* [SHORT EXERCISE]
Scan the lines below; pull out those with "name".

* [GIVEN DATA]
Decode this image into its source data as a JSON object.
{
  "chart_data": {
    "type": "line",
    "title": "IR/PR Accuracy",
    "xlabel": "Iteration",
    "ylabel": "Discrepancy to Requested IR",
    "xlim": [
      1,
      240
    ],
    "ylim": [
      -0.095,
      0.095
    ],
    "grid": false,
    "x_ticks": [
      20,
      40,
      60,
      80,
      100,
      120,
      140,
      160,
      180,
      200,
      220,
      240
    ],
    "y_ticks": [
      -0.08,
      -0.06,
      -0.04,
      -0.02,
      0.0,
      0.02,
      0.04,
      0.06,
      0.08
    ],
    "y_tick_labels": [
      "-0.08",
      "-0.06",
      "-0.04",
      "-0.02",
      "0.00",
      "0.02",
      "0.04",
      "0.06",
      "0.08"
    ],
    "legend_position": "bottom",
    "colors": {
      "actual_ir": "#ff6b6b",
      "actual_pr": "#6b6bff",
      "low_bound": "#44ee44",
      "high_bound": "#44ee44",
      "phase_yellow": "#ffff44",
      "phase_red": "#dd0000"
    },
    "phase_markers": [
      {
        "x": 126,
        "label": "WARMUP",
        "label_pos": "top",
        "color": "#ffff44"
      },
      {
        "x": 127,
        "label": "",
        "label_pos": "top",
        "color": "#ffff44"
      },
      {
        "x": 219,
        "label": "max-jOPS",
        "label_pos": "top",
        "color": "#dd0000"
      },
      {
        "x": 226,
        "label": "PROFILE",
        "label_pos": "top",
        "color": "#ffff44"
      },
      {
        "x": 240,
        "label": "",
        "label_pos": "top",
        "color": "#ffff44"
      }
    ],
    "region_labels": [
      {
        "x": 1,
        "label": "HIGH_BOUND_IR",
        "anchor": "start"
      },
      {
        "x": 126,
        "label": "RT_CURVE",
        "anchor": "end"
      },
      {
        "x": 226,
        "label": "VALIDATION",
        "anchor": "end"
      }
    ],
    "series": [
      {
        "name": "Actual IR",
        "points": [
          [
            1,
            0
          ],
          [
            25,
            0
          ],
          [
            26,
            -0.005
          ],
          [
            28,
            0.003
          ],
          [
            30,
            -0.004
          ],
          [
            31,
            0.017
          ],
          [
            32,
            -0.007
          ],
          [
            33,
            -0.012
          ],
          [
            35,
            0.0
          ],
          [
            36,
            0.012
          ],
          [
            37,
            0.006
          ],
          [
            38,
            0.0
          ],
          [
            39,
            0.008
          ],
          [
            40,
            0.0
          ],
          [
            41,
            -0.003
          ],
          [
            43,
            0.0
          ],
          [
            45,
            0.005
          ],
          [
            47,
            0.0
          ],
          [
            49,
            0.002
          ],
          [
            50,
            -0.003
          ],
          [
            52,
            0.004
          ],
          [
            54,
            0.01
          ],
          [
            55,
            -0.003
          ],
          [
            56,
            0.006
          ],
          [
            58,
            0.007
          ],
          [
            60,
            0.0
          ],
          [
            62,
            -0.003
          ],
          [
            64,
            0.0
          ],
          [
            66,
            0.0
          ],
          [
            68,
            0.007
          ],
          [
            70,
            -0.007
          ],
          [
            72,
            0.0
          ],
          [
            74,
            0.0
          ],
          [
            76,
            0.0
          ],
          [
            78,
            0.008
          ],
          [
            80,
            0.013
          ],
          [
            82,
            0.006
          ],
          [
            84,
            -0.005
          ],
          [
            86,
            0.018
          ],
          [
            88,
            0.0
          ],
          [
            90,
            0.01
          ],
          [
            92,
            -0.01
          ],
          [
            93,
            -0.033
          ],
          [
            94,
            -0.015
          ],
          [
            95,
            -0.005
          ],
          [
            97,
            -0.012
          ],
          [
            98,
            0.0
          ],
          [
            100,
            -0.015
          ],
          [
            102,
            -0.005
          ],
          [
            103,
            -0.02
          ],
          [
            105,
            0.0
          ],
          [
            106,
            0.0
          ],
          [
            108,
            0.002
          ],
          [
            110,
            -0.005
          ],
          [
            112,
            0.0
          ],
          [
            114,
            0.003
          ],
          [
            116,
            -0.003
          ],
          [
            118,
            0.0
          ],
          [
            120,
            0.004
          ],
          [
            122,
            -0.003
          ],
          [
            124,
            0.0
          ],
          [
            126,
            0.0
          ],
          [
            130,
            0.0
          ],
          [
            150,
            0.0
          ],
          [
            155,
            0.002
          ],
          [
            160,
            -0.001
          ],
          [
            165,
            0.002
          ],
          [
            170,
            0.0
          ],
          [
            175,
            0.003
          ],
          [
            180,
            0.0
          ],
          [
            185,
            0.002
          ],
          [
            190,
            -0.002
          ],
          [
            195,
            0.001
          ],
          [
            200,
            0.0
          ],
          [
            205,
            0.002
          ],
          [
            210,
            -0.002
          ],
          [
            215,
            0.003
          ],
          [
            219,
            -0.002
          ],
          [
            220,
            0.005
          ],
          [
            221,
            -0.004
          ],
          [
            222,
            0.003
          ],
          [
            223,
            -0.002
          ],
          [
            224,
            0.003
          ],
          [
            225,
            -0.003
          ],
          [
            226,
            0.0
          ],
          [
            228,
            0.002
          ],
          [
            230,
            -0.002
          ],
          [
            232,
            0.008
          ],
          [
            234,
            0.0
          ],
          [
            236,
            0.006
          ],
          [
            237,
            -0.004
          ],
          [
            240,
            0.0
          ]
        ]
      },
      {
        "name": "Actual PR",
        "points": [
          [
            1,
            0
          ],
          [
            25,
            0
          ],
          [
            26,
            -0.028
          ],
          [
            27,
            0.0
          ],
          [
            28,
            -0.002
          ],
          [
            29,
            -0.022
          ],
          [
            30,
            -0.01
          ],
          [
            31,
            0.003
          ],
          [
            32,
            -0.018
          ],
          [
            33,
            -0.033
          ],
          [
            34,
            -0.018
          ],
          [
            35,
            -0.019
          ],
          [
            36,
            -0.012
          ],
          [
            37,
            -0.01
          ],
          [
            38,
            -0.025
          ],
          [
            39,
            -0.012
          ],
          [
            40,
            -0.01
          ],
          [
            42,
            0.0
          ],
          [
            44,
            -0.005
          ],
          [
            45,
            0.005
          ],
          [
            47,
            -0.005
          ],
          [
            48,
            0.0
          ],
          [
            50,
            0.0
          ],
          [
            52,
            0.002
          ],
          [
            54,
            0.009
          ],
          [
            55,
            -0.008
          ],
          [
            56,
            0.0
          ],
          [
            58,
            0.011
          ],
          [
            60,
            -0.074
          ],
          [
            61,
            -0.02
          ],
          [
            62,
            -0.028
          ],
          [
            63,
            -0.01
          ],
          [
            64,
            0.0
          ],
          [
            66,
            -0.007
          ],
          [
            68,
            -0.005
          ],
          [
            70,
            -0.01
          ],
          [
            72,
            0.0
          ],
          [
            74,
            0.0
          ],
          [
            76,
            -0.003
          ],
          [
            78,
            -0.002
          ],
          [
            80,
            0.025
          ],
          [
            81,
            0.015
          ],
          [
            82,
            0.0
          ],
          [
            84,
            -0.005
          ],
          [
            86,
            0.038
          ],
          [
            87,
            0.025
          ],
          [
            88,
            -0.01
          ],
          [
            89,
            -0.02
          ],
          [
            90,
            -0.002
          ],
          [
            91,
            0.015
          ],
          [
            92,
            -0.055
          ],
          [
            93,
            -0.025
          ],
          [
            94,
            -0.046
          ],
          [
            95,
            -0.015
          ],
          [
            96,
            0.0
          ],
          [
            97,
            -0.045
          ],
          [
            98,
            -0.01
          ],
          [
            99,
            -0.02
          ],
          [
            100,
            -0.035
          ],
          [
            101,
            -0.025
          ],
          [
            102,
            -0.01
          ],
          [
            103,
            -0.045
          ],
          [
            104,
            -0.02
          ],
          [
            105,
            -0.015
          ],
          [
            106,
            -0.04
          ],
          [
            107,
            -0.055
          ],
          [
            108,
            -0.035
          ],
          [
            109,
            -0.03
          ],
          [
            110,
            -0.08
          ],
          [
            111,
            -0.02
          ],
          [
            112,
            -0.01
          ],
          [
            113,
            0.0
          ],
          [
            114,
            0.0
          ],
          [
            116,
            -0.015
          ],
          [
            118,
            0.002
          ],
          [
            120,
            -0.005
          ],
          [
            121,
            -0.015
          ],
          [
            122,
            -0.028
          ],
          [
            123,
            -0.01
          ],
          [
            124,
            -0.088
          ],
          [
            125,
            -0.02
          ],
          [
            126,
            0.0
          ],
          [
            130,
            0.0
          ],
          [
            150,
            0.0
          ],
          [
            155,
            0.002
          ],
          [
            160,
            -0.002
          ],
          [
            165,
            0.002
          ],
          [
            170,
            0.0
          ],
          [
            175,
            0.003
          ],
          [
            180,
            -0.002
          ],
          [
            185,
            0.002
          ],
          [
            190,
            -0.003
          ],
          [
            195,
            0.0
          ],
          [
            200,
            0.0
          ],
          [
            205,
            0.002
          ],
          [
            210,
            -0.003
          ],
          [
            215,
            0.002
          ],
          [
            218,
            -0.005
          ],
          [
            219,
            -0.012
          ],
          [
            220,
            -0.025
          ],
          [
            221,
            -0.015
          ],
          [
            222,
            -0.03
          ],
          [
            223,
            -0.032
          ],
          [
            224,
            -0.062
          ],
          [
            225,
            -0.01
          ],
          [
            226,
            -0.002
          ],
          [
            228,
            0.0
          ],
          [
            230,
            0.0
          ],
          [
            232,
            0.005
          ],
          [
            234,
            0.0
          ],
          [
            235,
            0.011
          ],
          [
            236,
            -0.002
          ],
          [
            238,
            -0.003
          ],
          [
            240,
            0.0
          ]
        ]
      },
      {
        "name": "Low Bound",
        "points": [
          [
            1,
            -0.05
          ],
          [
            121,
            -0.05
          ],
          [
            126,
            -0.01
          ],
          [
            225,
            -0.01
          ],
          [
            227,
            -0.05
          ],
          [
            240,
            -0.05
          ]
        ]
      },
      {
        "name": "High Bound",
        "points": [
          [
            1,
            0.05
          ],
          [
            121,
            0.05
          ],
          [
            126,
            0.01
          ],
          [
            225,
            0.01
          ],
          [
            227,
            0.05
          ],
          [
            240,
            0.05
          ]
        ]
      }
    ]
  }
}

* [THE OUTPUT]
        "name": "Actual IR",
        "name": "Actual PR",
        "name": "Low Bound",
        "name": "High Bound",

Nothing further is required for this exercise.